**Task to complete**
Word for word, repeat the entries, minus the pictures.

**Information given**
◆ ◆ ◆ ◆
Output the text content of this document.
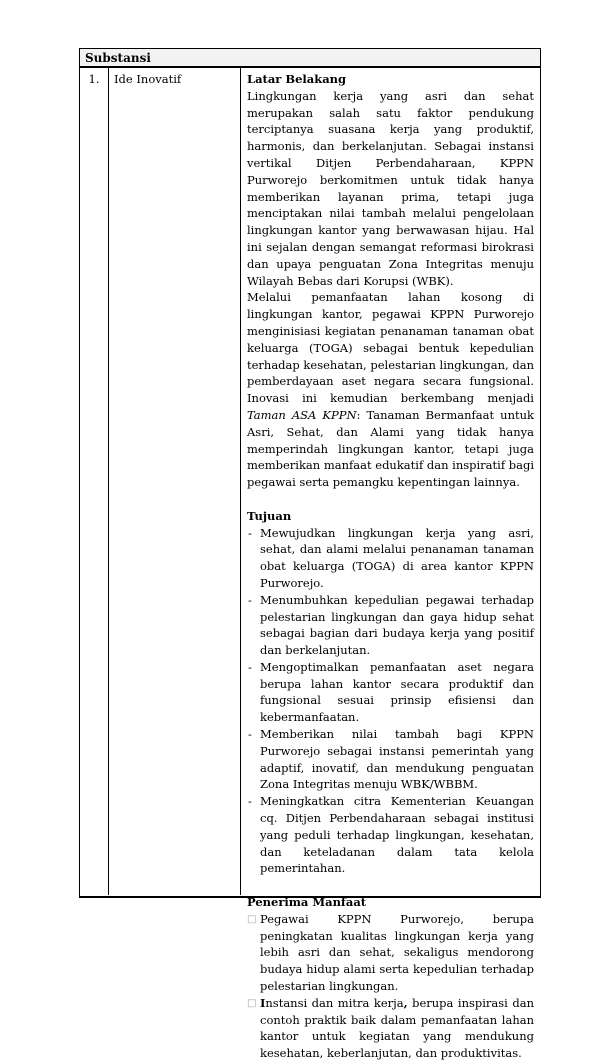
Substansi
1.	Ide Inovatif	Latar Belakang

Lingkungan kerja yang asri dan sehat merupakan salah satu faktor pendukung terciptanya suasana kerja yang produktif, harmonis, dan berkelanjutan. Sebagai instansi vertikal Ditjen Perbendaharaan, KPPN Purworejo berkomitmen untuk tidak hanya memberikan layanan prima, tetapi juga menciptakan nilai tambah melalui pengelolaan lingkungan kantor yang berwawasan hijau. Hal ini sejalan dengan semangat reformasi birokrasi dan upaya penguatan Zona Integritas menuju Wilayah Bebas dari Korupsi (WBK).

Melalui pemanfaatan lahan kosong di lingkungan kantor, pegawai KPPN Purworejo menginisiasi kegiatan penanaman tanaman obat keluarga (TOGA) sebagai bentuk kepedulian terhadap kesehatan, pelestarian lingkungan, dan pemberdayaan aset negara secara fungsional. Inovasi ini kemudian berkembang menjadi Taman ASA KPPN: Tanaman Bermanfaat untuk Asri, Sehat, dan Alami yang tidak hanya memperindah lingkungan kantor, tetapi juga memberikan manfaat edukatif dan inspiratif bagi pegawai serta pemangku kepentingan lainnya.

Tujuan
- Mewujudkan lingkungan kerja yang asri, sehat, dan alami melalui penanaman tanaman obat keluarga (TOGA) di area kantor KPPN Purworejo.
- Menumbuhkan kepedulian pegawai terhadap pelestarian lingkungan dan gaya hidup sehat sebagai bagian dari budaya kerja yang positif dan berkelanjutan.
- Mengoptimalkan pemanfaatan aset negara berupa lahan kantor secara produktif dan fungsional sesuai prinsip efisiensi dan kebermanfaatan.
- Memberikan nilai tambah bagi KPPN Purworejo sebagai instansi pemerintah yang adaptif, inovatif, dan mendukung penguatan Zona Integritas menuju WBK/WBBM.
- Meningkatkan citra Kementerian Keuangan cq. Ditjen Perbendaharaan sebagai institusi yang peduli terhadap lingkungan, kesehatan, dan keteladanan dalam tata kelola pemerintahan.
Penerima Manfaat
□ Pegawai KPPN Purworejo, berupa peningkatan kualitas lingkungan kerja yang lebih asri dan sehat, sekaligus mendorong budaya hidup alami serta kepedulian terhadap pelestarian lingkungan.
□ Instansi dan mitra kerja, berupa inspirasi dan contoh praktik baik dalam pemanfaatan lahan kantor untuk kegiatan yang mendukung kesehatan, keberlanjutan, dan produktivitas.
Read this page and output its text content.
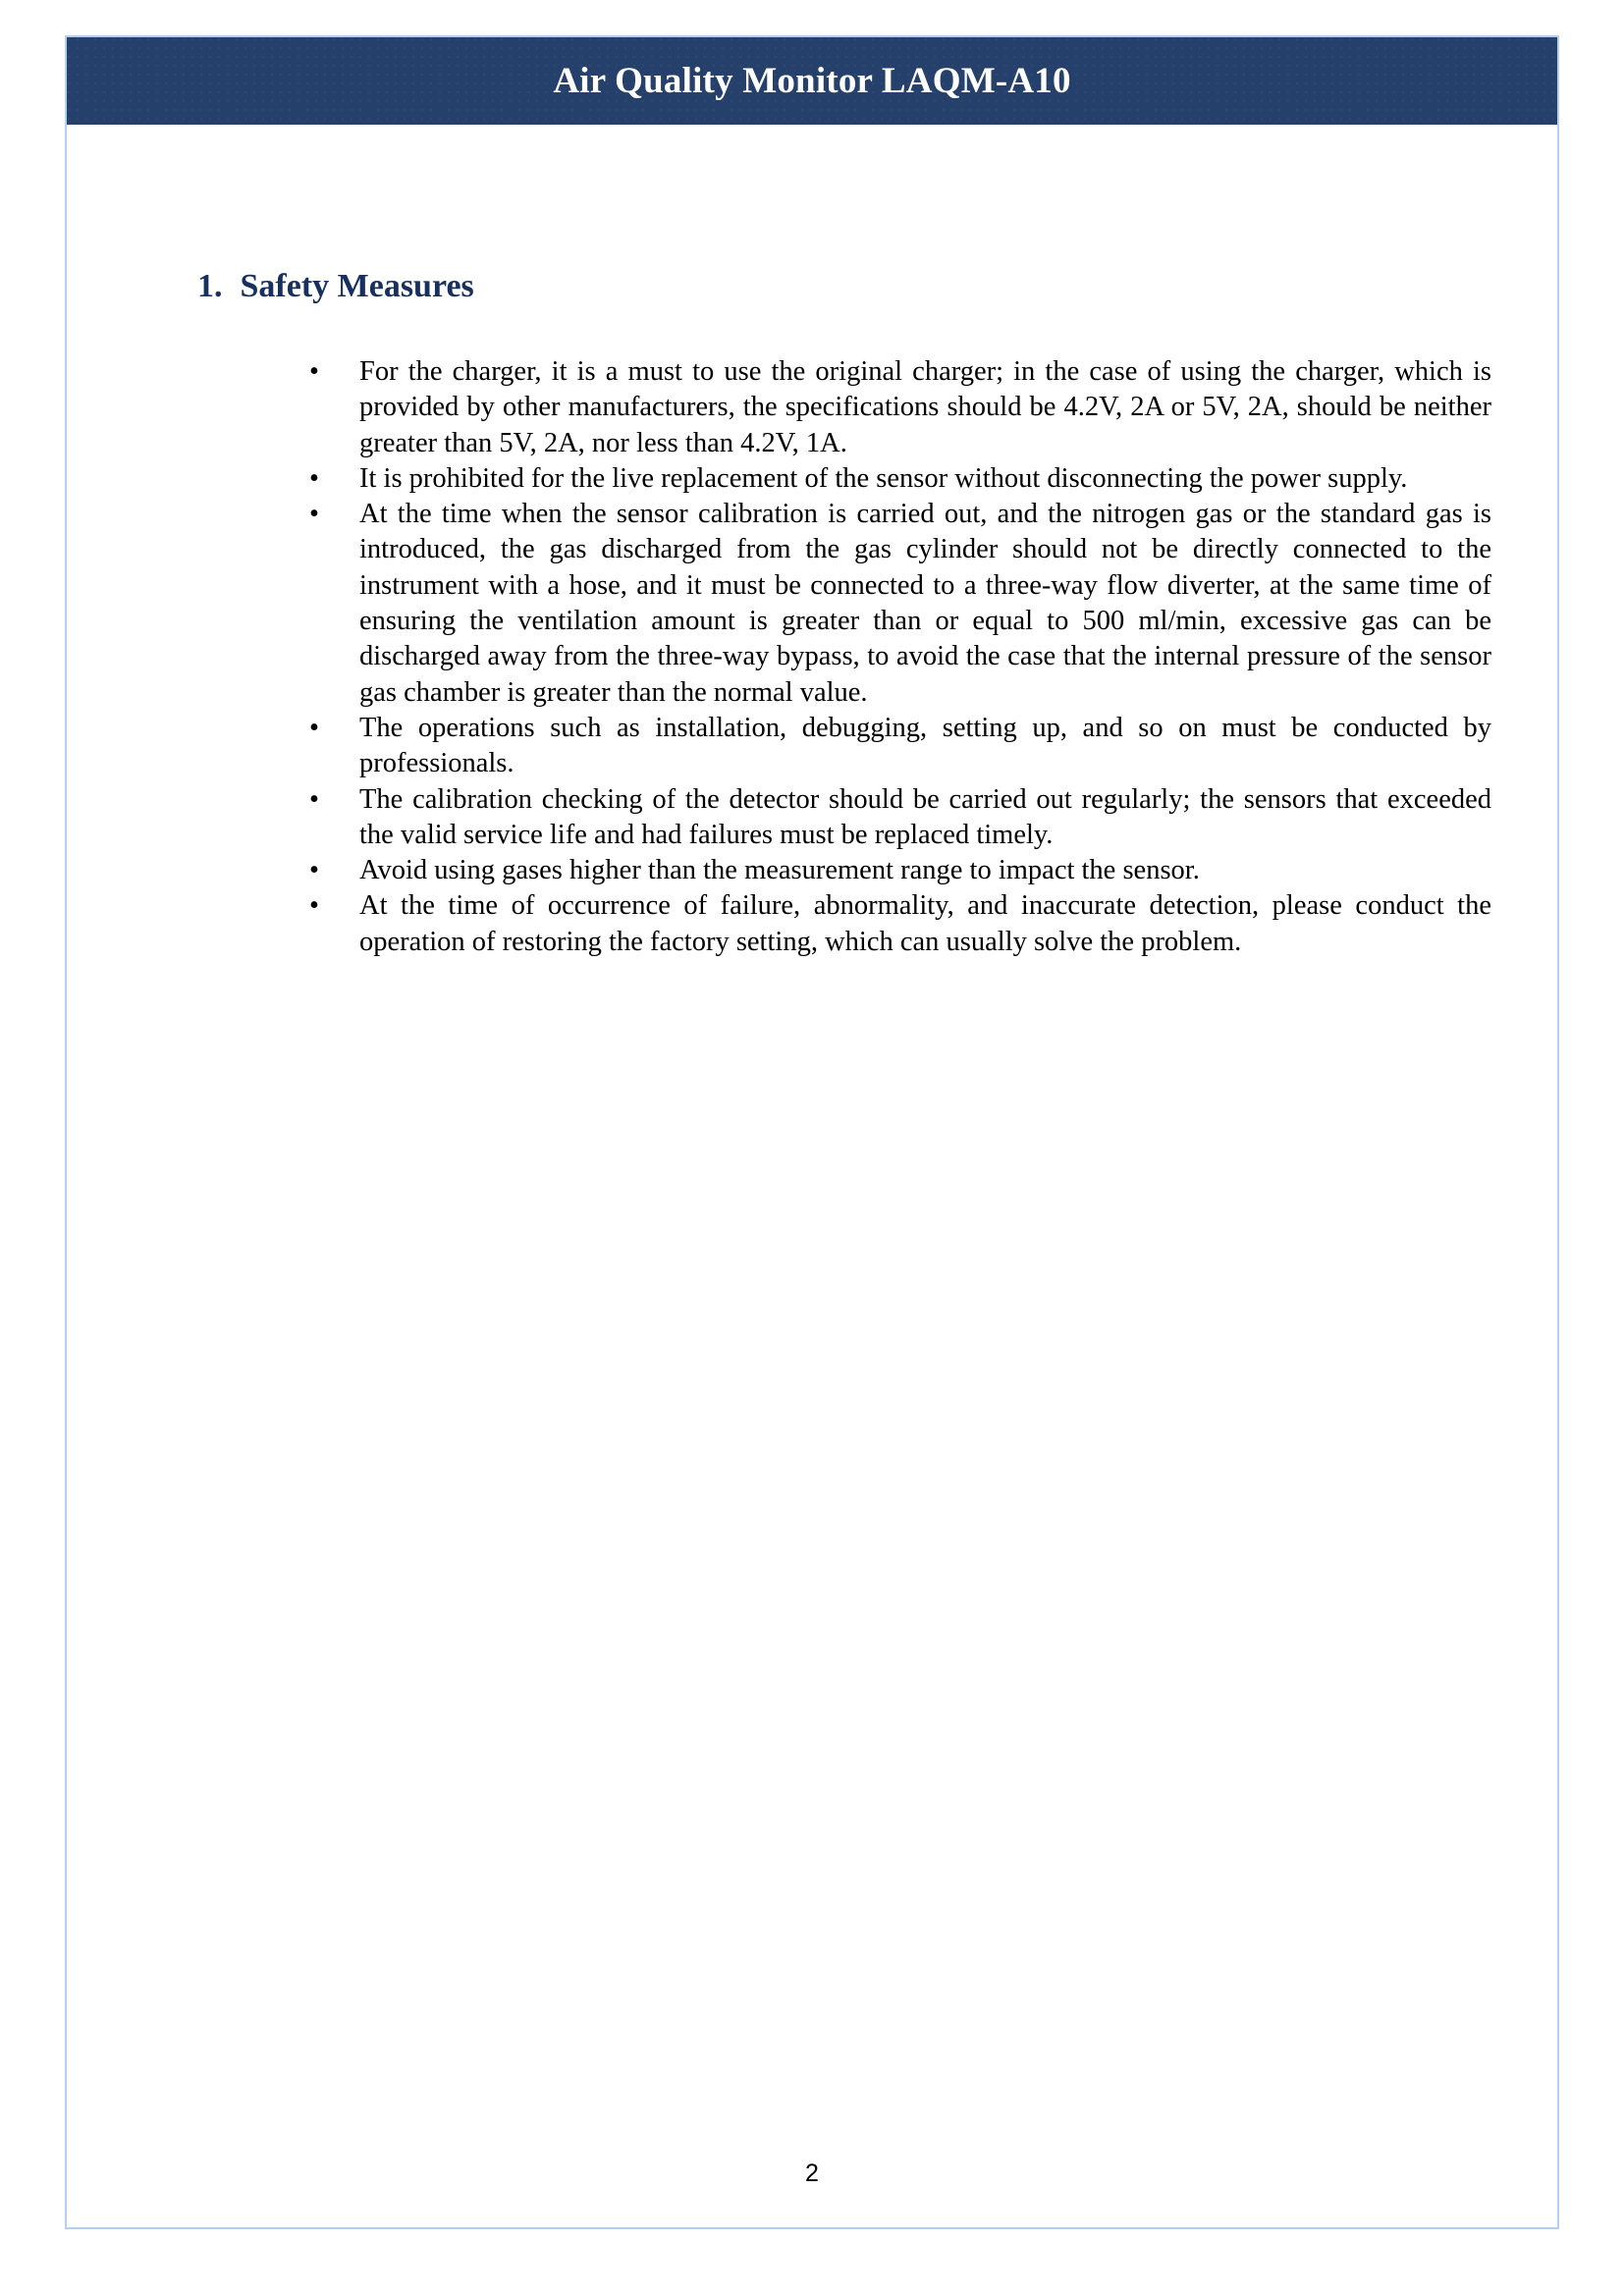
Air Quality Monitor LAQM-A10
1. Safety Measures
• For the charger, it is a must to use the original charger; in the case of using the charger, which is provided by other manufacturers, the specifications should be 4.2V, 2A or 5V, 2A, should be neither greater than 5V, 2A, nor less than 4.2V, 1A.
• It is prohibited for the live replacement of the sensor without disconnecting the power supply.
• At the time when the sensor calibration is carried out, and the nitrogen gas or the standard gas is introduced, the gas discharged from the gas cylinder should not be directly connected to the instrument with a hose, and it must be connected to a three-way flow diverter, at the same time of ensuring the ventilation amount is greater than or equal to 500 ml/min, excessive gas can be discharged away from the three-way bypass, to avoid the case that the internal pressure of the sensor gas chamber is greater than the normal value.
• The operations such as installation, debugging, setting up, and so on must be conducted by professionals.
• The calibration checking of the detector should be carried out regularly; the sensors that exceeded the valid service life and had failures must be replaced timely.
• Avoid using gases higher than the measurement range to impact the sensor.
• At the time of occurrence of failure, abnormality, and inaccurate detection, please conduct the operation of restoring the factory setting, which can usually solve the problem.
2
◆ ◆ ◆ ◆
**Result of the task**
Output the text content of this document.
Substansi
1.	Ide Inovatif	Latar Belakang

Lingkungan kerja yang asri dan sehat merupakan salah satu faktor pendukung terciptanya suasana kerja yang produktif, harmonis, dan berkelanjutan. Sebagai instansi vertikal Ditjen Perbendaharaan, KPPN Purworejo berkomitmen untuk tidak hanya memberikan layanan prima, tetapi juga menciptakan nilai tambah melalui pengelolaan lingkungan kantor yang berwawasan hijau. Hal ini sejalan dengan semangat reformasi birokrasi dan upaya penguatan Zona Integritas menuju Wilayah Bebas dari Korupsi (WBK).

Melalui pemanfaatan lahan kosong di lingkungan kantor, pegawai KPPN Purworejo menginisiasi kegiatan penanaman tanaman obat keluarga (TOGA) sebagai bentuk kepedulian terhadap kesehatan, pelestarian lingkungan, dan pemberdayaan aset negara secara fungsional. Inovasi ini kemudian berkembang menjadi Taman ASA KPPN: Tanaman Bermanfaat untuk Asri, Sehat, dan Alami yang tidak hanya memperindah lingkungan kantor, tetapi juga memberikan manfaat edukatif dan inspiratif bagi pegawai serta pemangku kepentingan lainnya.

Tujuan
- Mewujudkan lingkungan kerja yang asri, sehat, dan alami melalui penanaman tanaman obat keluarga (TOGA) di area kantor KPPN Purworejo.
- Menumbuhkan kepedulian pegawai terhadap pelestarian lingkungan dan gaya hidup sehat sebagai bagian dari budaya kerja yang positif dan berkelanjutan.
- Mengoptimalkan pemanfaatan aset negara berupa lahan kantor secara produktif dan fungsional sesuai prinsip efisiensi dan kebermanfaatan.
- Memberikan nilai tambah bagi KPPN Purworejo sebagai instansi pemerintah yang adaptif, inovatif, dan mendukung penguatan Zona Integritas menuju WBK/WBBM.
- Meningkatkan citra Kementerian Keuangan cq. Ditjen Perbendaharaan sebagai institusi yang peduli terhadap lingkungan, kesehatan, dan keteladanan dalam tata kelola pemerintahan.
Penerima Manfaat
□ Pegawai KPPN Purworejo, berupa peningkatan kualitas lingkungan kerja yang lebih asri dan sehat, sekaligus mendorong budaya hidup alami serta kepedulian terhadap pelestarian lingkungan.
□ Instansi dan mitra kerja, berupa inspirasi dan contoh praktik baik dalam pemanfaatan lahan kantor untuk kegiatan yang mendukung kesehatan, keberlanjutan, dan produktivitas.
Read this page and output its text content.
Air Quality Monitor LAQM-A10
1. Safety Measures
• For the charger, it is a must to use the original charger; in the case of using the charger, which is provided by other manufacturers, the specifications should be 4.2V, 2A or 5V, 2A, should be neither greater than 5V, 2A, nor less than 4.2V, 1A.
• It is prohibited for the live replacement of the sensor without disconnecting the power supply.
• At the time when the sensor calibration is carried out, and the nitrogen gas or the standard gas is introduced, the gas discharged from the gas cylinder should not be directly connected to the instrument with a hose, and it must be connected to a three-way flow diverter, at the same time of ensuring the ventilation amount is greater than or equal to 500 ml/min, excessive gas can be discharged away from the three-way bypass, to avoid the case that the internal pressure of the sensor gas chamber is greater than the normal value.
• The operations such as installation, debugging, setting up, and so on must be conducted by professionals.
• The calibration checking of the detector should be carried out regularly; the sensors that exceeded the valid service life and had failures must be replaced timely.
• Avoid using gases higher than the measurement range to impact the sensor.
• At the time of occurrence of failure, abnormality, and inaccurate detection, please conduct the operation of restoring the factory setting, which can usually solve the problem.
2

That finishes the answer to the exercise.